═════ PROVIDED RECORDS ═════

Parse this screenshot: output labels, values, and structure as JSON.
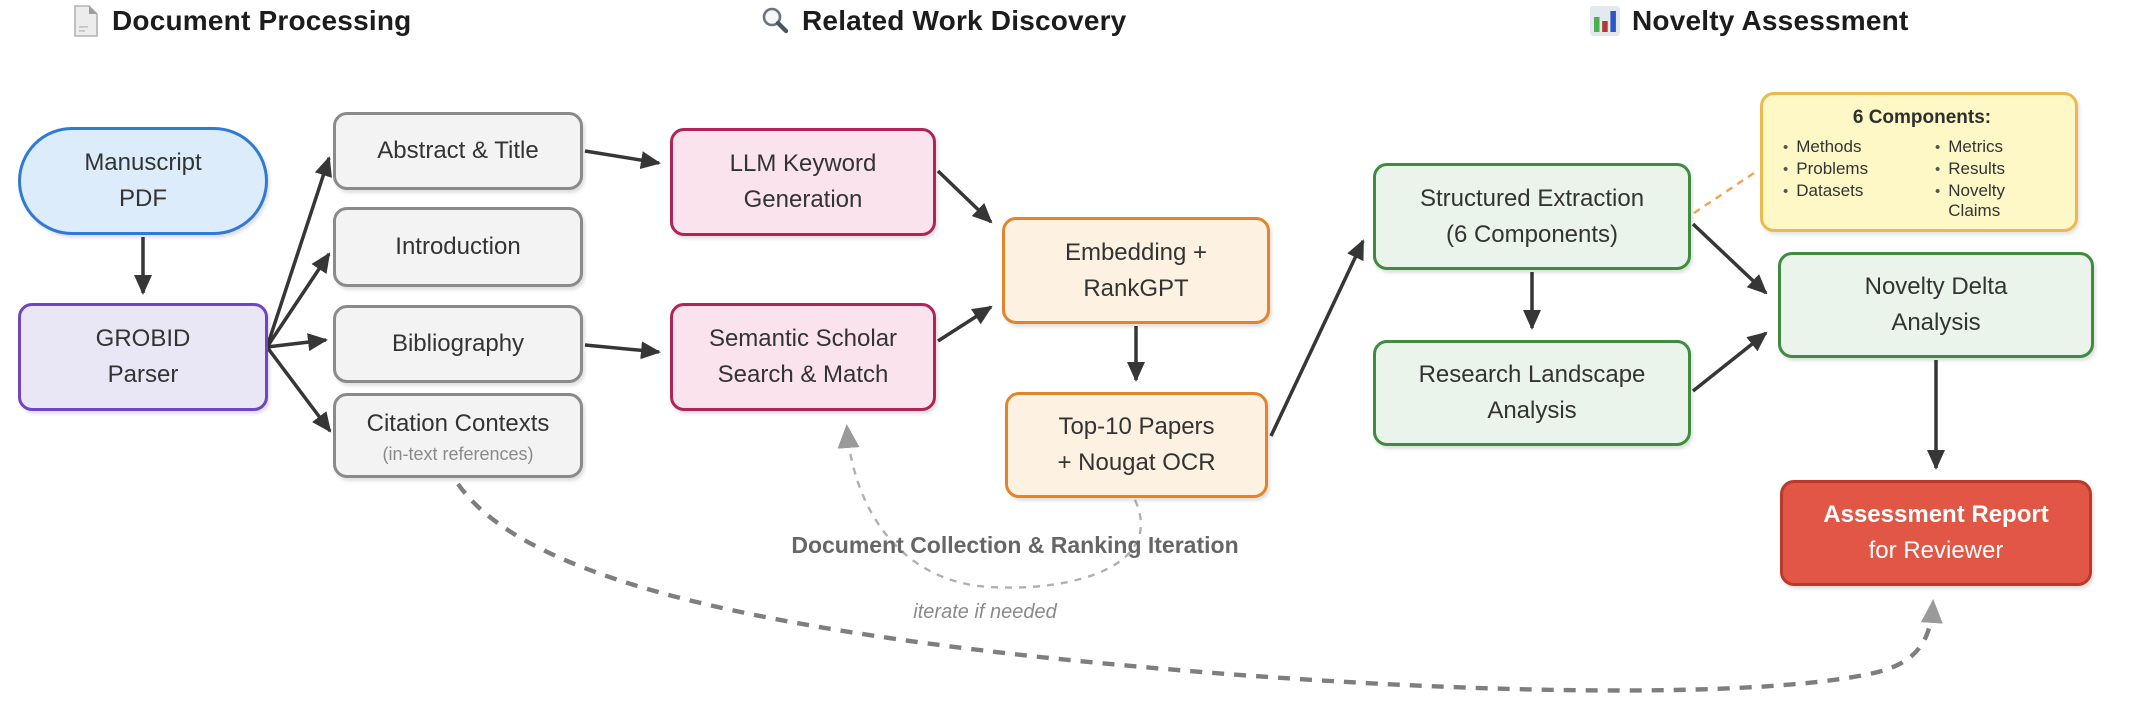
{
  "sections": {
    "document_processing": {
      "label": "Document Processing",
      "icon": "document-icon"
    },
    "related_work_discovery": {
      "label": "Related Work Discovery",
      "icon": "search-icon"
    },
    "novelty_assessment": {
      "label": "Novelty Assessment",
      "icon": "bar-chart-icon"
    }
  },
  "nodes": {
    "manuscript_pdf": {
      "lines": [
        "Manuscript",
        "PDF"
      ]
    },
    "grobid_parser": {
      "lines": [
        "GROBID",
        "Parser"
      ]
    },
    "abstract_title": {
      "lines": [
        "Abstract & Title"
      ]
    },
    "introduction": {
      "lines": [
        "Introduction"
      ]
    },
    "bibliography": {
      "lines": [
        "Bibliography"
      ]
    },
    "citation_contexts": {
      "label": "Citation Contexts",
      "sublabel": "(in-text references)"
    },
    "llm_keyword_generation": {
      "lines": [
        "LLM Keyword",
        "Generation"
      ]
    },
    "semantic_scholar": {
      "lines": [
        "Semantic Scholar",
        "Search & Match"
      ]
    },
    "embedding_rankgpt": {
      "lines": [
        "Embedding +",
        "RankGPT"
      ]
    },
    "top10_nougat": {
      "lines": [
        "Top-10 Papers",
        "+ Nougat OCR"
      ]
    },
    "structured_extraction": {
      "lines": [
        "Structured Extraction",
        "(6 Components)"
      ]
    },
    "research_landscape": {
      "lines": [
        "Research Landscape",
        "Analysis"
      ]
    },
    "novelty_delta": {
      "lines": [
        "Novelty Delta",
        "Analysis"
      ]
    },
    "assessment_report": {
      "title": "Assessment Report",
      "subtitle": "for Reviewer"
    }
  },
  "note": {
    "title": "6 Components:",
    "bullet": "•",
    "left_items": [
      "Methods",
      "Problems",
      "Datasets"
    ],
    "right_items": [
      "Metrics",
      "Results",
      "Novelty Claims"
    ]
  },
  "edge_labels": {
    "iteration": "Document Collection & Ranking Iteration",
    "iterate_hint": "iterate if needed"
  },
  "colors": {
    "input_fill": "#dcecfb",
    "input_border": "#2f7ad6",
    "parser_fill": "#e9e6f6",
    "parser_border": "#6f46c0",
    "section_fill": "#f3f3f3",
    "section_border": "#8a8a8a",
    "llm_fill": "#fae3ec",
    "llm_border": "#b02458",
    "rank_fill": "#fdf2e2",
    "rank_border": "#e2842c",
    "analysis_fill": "#eaf4ea",
    "analysis_border": "#3f8b3f",
    "note_fill": "#fdf8c6",
    "note_border": "#ecb94f",
    "report_fill": "#e25645",
    "report_border": "#b93a2b",
    "edge_dark": "#363636",
    "edge_gray": "#7e7e7e",
    "edge_light": "#b0b0b0",
    "dashed_orange": "#f2a154"
  }
}
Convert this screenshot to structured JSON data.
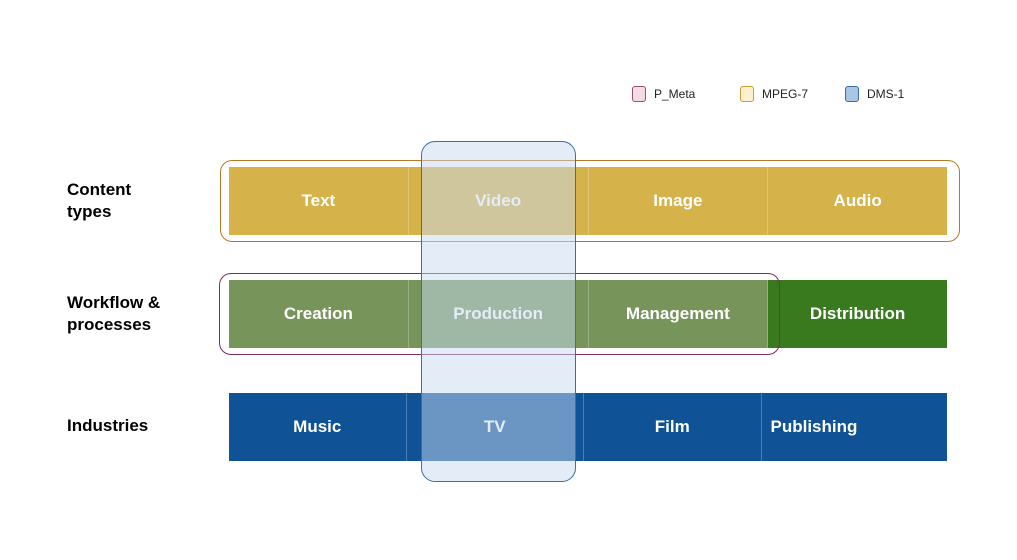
{
  "legend": [
    {
      "label": "P_Meta",
      "fill": "#f2dbe5",
      "stroke": "#9c4d75"
    },
    {
      "label": "MPEG-7",
      "fill": "#fdf0cc",
      "stroke": "#c99c3a"
    },
    {
      "label": "DMS-1",
      "fill": "#a8c6e6",
      "stroke": "#3b6ea8"
    }
  ],
  "rows": {
    "content": {
      "label": "Content\ntypes",
      "cells": [
        "Text",
        "Video",
        "Image",
        "Audio"
      ],
      "color": "#d6b24a"
    },
    "workflow": {
      "label": "Workflow &\nprocesses",
      "cells": [
        "Creation",
        "Production",
        "Management",
        "Distribution"
      ],
      "color": "#77955a",
      "accent": "#397a1f"
    },
    "industries": {
      "label": "Industries",
      "cells": [
        "Music",
        "TV",
        "Film",
        "Publishing"
      ],
      "color": "#0f5296"
    }
  }
}
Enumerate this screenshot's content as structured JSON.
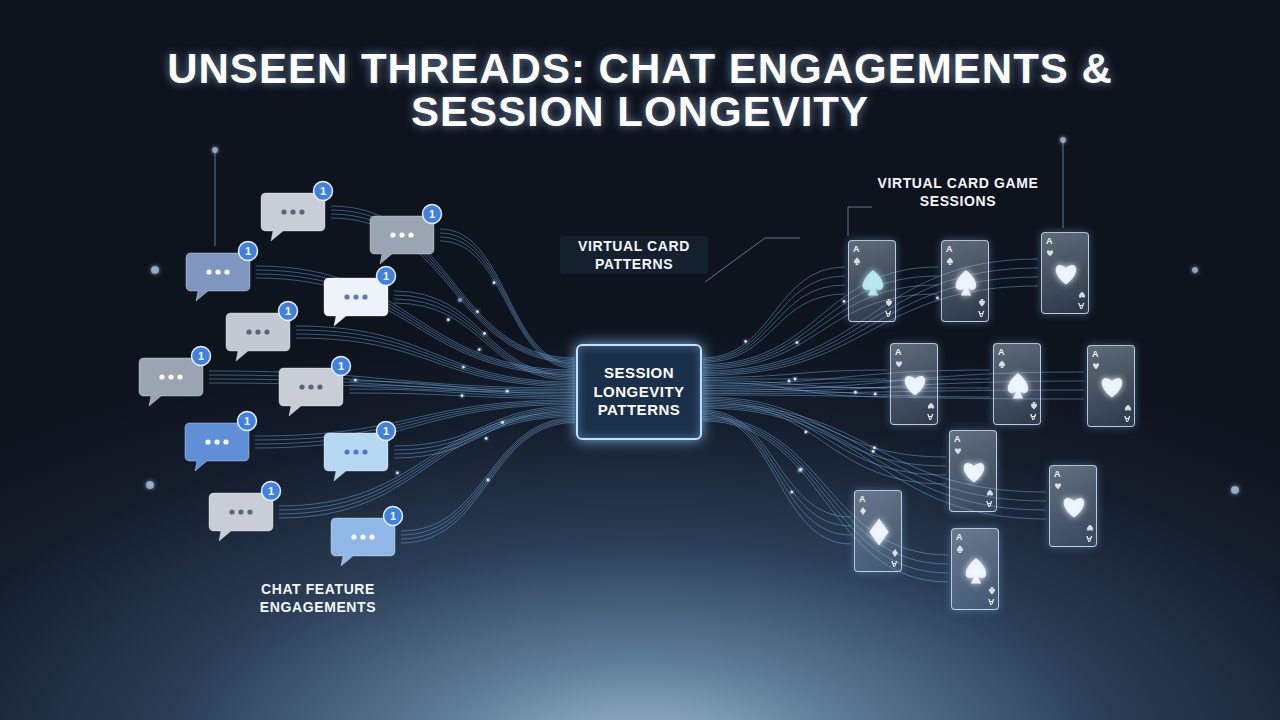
{
  "diagram": {
    "title": "UNSEEN THREADS: CHAT ENGAGEMENTS & SESSION LONGEVITY",
    "nodes": [
      {
        "text": [
          "SESSION LONGEVITY PATTERNS"
        ]
      }
    ],
    "labels": [
      "VIRTUAL CARD GAME SESSIONS",
      "VIRTUAL CARD PATTERNS",
      "CHAT FEATURE ENGAGEMENTS",
      "1",
      "1",
      "1",
      "1",
      "1",
      "1",
      "1",
      "1",
      "1",
      "1",
      "1",
      "A",
      "A",
      "A",
      "A",
      "A",
      "A",
      "A",
      "A",
      "A",
      "A",
      "A",
      "A",
      "A",
      "A",
      "A",
      "A",
      "A",
      "A",
      "A",
      "A"
    ]
  }
}
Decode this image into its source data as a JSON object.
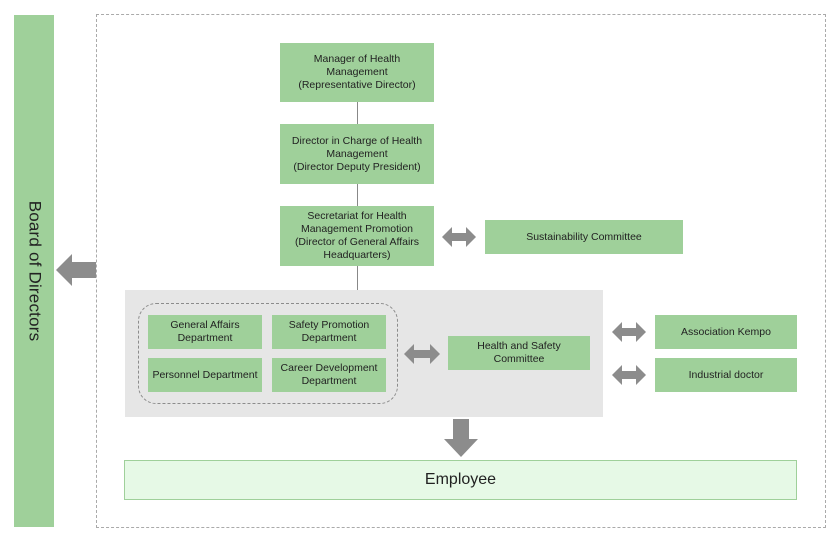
{
  "sidebar": {
    "label": "Board of Directors"
  },
  "chain": {
    "manager": [
      "Manager of Health",
      "Management",
      "(Representative Director)"
    ],
    "director": [
      "Director in Charge of Health",
      "Management",
      "(Director Deputy President)"
    ],
    "secretariat": [
      "Secretariat for Health",
      "Management Promotion",
      "(Director of General Affairs",
      "Headquarters)"
    ]
  },
  "sustainability": "Sustainability Committee",
  "departments": {
    "general_affairs": [
      "General Affairs",
      "Department"
    ],
    "safety_promotion": [
      "Safety Promotion",
      "Department"
    ],
    "personnel": "Personnel Department",
    "career_development": [
      "Career Development",
      "Department"
    ]
  },
  "health_safety": "Health and Safety Committee",
  "partners": {
    "kempo": "Association Kempo",
    "doctor": "Industrial doctor"
  },
  "employee": "Employee",
  "colors": {
    "box_green": "#9fd09a",
    "employee_fill": "#e6f9e6",
    "gray_area": "#e6e6e6",
    "arrow_gray": "#8c8c8c",
    "dash_gray": "#aaaaaa"
  }
}
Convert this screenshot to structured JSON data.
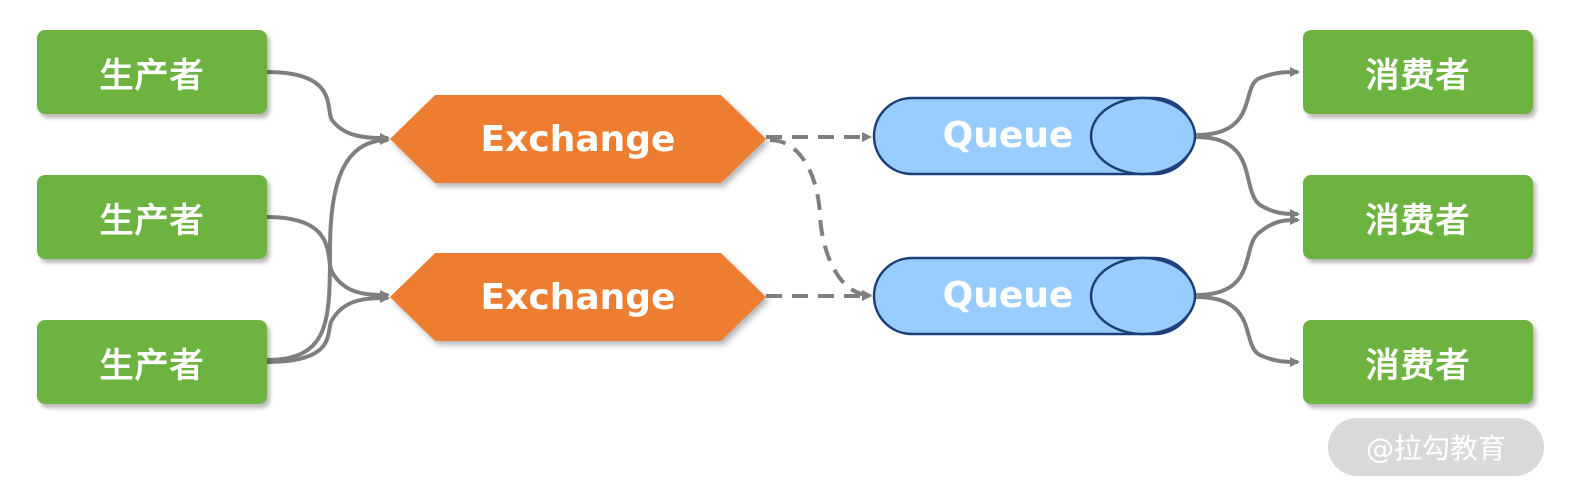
{
  "producers": [
    "生产者",
    "生产者",
    "生产者"
  ],
  "exchanges": [
    "Exchange",
    "Exchange"
  ],
  "queues": [
    "Queue",
    "Queue"
  ],
  "consumers": [
    "消费者",
    "消费者",
    "消费者"
  ],
  "watermark": "@拉勾教育",
  "colors": {
    "producer": "#6db33f",
    "consumer": "#6db33f",
    "exchange": "#ed7d31",
    "queue_fill": "#99cdff",
    "queue_stroke": "#1f3f7a",
    "arrow": "#7f7f7f",
    "watermark_bg": "#d9d9d9"
  }
}
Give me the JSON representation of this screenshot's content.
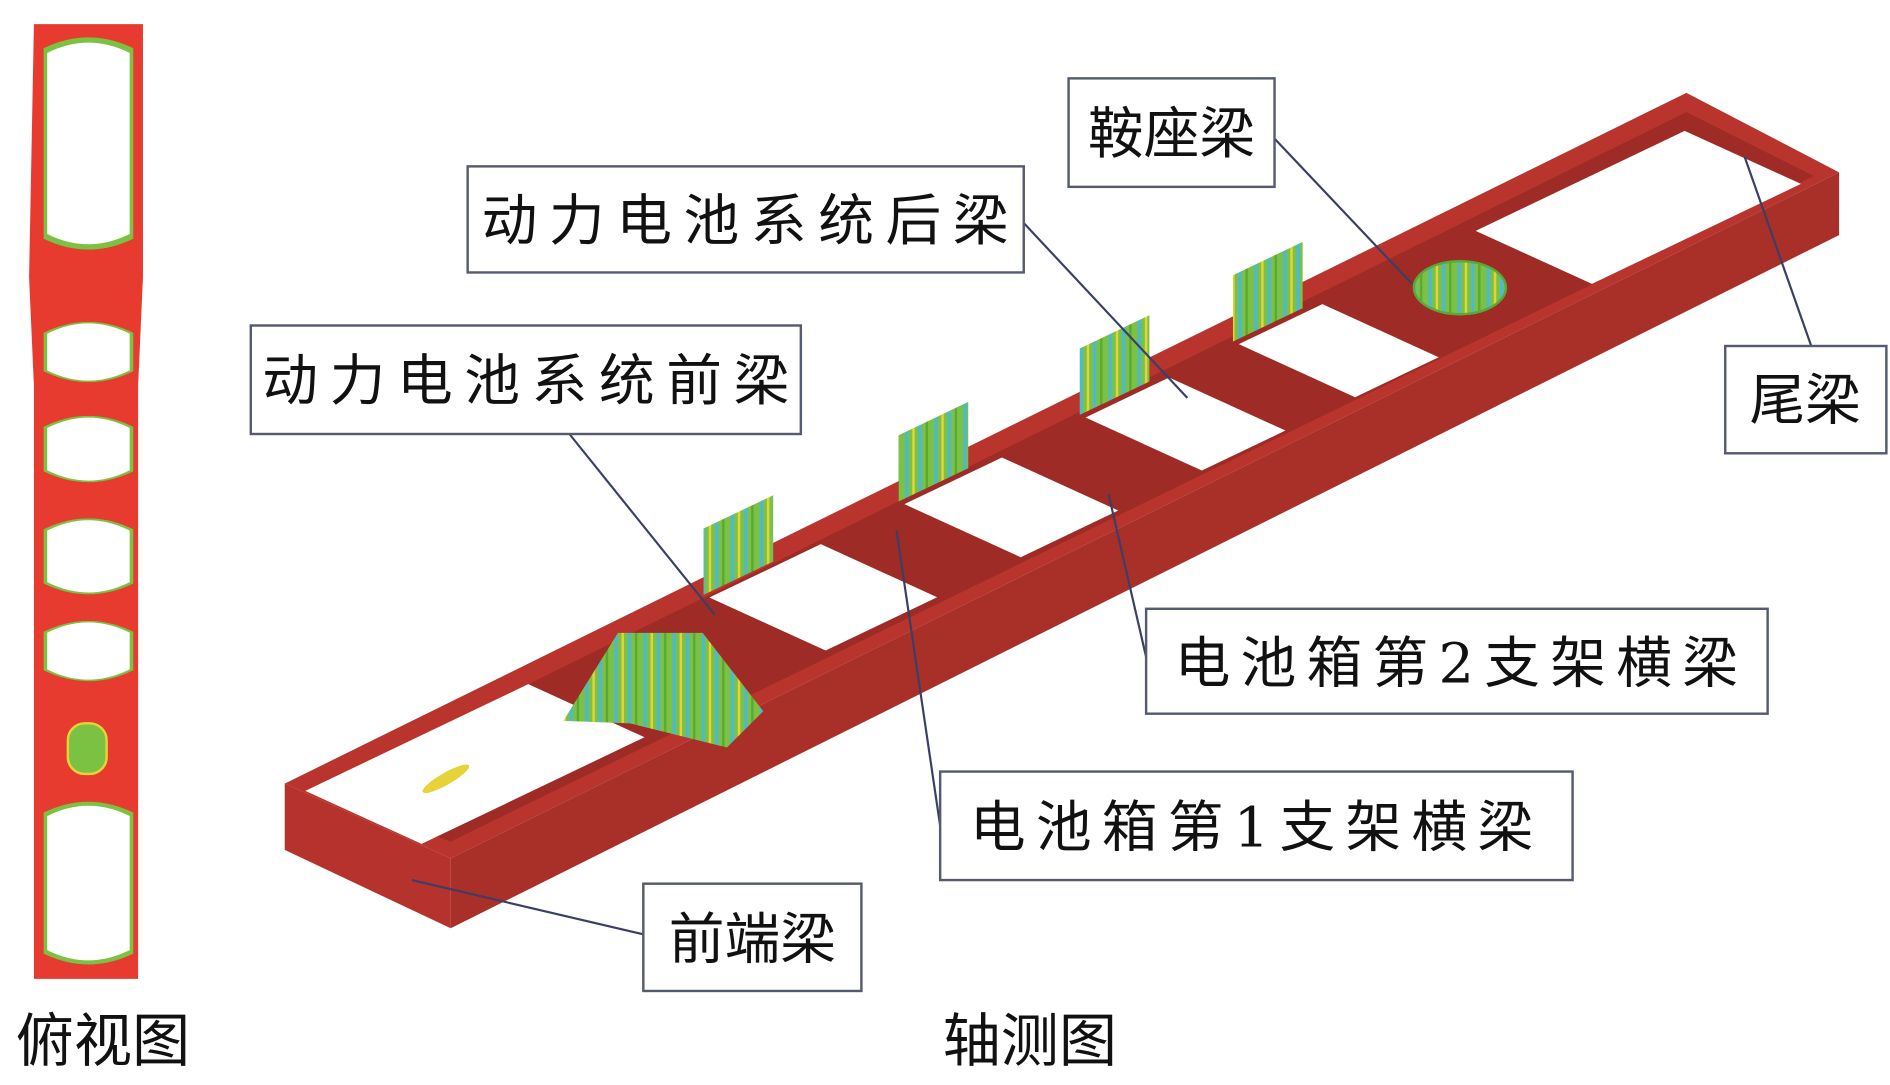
{
  "labels": {
    "saddle_beam": "鞍座梁",
    "battery_rear_beam": "动力电池系统后梁",
    "battery_front_beam": "动力电池系统前梁",
    "tail_beam": "尾梁",
    "battery_bracket_2": "电池箱第2支架横梁",
    "battery_bracket_1": "电池箱第1支架横梁",
    "front_end_beam": "前端梁"
  },
  "captions": {
    "top_view": "俯视图",
    "axonometric_view": "轴测图"
  },
  "colors": {
    "topview_red": "#E63B2E",
    "iso_red": "#B2312A",
    "iso_red_dark": "#992A25",
    "green": "#7CC242",
    "cyan": "#4FB9C9",
    "yellow": "#E6D33A"
  }
}
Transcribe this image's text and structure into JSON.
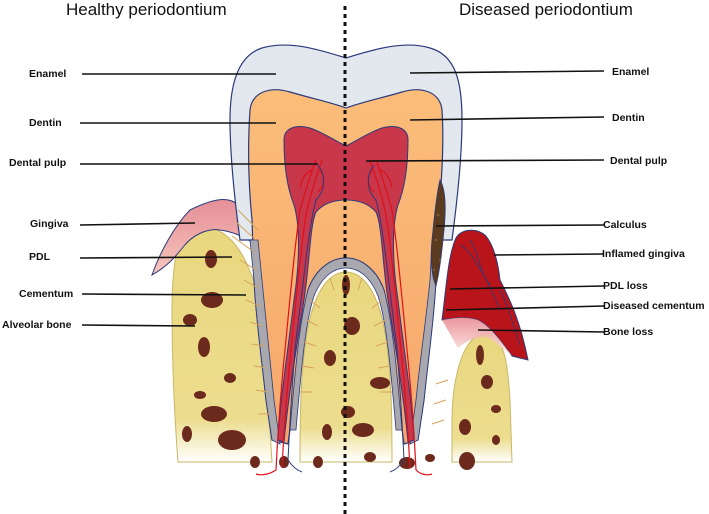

═════

Read the entries above, then pull out the lines that include "Health".

      "Manager of Health",
      "Director in Charge of Health",
      "Secretariat for Health",
  "health_safety": "Health and Safety Committee",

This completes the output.